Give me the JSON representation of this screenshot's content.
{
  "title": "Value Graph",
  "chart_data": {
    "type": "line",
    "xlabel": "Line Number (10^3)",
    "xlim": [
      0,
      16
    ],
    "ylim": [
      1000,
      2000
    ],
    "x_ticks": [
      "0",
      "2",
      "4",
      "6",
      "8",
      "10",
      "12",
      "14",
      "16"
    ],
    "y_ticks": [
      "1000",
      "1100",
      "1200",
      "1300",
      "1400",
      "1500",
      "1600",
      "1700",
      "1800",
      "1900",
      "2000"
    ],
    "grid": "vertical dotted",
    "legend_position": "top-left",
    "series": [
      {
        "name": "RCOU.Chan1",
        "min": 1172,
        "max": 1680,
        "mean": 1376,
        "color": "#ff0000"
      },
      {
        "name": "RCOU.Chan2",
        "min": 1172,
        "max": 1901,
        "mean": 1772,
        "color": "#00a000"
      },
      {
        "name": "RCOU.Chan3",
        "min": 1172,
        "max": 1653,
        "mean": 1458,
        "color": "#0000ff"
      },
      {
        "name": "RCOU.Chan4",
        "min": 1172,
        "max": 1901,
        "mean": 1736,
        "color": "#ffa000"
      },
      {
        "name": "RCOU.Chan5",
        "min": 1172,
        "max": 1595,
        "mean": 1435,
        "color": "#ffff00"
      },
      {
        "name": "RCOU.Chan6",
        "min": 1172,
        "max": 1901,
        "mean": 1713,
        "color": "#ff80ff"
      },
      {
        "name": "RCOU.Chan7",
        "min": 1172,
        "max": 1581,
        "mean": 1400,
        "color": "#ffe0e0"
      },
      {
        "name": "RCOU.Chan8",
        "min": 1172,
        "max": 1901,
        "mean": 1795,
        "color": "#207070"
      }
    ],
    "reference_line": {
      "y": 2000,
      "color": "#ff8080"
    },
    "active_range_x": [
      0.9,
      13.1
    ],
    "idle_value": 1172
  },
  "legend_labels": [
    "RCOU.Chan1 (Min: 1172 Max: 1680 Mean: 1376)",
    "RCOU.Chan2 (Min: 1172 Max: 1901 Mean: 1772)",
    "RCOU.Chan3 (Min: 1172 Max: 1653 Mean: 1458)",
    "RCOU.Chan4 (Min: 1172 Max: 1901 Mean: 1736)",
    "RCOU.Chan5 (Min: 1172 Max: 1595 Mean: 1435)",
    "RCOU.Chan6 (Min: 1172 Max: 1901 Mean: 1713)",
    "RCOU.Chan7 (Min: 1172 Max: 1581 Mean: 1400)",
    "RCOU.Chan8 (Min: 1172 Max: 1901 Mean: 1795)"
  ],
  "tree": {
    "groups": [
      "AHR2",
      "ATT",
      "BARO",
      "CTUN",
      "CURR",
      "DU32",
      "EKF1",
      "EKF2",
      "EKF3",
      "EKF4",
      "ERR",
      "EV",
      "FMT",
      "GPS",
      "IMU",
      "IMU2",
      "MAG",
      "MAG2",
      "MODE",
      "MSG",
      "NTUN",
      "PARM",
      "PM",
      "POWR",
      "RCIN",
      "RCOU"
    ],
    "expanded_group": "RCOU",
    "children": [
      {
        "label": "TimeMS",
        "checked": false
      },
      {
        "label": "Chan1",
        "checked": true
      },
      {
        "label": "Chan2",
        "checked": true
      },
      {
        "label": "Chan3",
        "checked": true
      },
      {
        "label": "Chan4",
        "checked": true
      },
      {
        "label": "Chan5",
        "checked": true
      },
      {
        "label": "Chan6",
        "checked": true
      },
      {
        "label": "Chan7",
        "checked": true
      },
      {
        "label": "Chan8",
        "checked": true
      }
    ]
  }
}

================================

> Your objective: Your answer should be only the number of lines that hold the word "color".

> Finished answer: 9